- _Supplied records_
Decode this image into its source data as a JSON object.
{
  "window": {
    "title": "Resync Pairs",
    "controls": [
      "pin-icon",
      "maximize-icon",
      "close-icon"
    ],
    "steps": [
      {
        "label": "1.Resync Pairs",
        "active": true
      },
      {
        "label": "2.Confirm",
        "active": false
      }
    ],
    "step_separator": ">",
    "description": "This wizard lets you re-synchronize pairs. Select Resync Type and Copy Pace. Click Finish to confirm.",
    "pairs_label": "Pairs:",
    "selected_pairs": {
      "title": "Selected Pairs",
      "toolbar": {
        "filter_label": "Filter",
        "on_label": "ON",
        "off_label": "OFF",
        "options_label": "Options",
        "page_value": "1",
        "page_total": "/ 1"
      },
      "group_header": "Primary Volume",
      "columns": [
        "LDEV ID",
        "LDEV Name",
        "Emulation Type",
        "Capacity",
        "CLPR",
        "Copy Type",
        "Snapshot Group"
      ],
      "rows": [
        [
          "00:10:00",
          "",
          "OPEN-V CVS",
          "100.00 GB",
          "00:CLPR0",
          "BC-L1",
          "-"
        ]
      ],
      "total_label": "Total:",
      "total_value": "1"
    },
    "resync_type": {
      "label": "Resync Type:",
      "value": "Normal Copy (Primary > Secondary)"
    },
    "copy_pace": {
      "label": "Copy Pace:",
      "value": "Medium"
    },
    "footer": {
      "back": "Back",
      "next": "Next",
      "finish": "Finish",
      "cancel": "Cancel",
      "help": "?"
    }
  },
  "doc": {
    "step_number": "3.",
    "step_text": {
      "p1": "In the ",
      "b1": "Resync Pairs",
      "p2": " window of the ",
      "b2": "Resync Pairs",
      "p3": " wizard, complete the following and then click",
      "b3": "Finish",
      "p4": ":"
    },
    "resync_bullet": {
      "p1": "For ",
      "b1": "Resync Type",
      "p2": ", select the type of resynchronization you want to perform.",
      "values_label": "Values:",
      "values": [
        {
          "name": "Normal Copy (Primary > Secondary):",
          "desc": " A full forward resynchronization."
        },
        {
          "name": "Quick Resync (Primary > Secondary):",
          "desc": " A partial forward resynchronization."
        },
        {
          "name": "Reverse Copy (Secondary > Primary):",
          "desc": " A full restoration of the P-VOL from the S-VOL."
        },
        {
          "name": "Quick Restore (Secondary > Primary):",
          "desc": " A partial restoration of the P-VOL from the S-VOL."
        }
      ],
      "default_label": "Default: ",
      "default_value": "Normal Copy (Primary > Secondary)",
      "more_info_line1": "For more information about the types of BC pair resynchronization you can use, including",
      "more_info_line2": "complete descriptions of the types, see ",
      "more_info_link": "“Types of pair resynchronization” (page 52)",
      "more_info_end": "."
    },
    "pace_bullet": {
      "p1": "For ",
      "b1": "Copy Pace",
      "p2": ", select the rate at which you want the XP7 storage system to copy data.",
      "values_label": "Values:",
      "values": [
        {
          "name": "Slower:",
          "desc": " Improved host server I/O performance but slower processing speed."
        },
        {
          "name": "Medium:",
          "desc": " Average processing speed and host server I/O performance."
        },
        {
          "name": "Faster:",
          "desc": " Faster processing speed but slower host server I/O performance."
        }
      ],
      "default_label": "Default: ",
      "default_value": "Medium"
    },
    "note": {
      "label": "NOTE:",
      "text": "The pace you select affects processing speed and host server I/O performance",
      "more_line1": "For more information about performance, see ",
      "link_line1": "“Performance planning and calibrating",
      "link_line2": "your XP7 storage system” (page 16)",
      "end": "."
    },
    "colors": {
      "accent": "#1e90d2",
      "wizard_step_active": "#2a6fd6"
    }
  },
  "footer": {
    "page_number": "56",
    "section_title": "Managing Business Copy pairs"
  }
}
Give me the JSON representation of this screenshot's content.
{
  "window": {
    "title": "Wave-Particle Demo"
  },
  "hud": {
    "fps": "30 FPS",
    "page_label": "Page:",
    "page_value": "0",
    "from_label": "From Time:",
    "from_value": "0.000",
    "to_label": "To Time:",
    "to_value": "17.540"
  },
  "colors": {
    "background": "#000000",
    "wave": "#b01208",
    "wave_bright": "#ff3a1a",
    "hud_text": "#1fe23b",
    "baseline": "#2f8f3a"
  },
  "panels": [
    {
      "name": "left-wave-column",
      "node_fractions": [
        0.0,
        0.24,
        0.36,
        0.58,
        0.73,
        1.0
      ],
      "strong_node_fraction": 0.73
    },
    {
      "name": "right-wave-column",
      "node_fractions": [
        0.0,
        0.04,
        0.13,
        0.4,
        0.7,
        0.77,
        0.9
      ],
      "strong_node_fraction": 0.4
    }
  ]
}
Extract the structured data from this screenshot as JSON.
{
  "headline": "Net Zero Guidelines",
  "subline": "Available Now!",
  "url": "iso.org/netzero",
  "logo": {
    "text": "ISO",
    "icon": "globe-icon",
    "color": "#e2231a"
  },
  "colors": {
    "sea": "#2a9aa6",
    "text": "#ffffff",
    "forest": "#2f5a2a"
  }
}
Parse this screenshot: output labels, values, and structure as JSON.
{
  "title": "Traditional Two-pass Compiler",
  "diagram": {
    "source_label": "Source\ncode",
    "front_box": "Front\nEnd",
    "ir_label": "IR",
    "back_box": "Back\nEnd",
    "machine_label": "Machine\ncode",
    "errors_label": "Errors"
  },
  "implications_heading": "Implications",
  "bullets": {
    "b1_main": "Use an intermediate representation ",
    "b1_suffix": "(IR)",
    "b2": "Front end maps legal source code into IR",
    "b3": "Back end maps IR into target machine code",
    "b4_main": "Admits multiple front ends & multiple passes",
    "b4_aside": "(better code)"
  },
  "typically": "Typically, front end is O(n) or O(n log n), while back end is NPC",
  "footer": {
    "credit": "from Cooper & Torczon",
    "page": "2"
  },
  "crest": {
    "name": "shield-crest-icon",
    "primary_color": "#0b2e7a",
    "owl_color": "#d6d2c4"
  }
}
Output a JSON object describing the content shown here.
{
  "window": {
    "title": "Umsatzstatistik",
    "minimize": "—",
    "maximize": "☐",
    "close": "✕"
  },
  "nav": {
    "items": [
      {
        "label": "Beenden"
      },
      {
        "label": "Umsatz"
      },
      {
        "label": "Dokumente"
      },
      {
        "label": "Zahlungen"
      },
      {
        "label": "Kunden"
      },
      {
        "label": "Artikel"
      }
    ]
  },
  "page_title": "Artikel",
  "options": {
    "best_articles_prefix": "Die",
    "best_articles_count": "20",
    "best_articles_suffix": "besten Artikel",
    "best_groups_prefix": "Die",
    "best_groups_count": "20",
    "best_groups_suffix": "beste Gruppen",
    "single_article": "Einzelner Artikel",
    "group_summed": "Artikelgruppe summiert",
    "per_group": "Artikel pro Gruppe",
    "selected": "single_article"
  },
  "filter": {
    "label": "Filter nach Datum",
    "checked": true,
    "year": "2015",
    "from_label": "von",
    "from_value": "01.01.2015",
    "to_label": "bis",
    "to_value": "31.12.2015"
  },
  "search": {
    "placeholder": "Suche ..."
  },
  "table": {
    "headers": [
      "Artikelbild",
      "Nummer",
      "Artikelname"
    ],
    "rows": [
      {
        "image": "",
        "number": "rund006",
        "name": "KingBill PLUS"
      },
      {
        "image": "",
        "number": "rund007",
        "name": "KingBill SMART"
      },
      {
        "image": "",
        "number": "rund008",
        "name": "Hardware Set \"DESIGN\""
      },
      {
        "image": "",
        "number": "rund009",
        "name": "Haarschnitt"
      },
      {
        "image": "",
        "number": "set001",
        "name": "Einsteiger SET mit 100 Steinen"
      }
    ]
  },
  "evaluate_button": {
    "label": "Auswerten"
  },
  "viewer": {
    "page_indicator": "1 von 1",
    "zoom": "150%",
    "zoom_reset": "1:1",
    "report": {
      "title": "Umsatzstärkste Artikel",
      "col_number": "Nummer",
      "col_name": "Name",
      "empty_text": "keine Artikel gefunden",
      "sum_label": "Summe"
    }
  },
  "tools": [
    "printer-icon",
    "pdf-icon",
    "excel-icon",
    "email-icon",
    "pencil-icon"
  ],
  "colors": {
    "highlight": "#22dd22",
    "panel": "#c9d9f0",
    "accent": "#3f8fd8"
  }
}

- _Instructions for the task_
Look over the material above and show each line where "system" appears.

- _Response_
      "p2": ", select the rate at which you want the XP7 storage system to copy data.",
      "link_line2": "your XP7 storage system” (page 16)",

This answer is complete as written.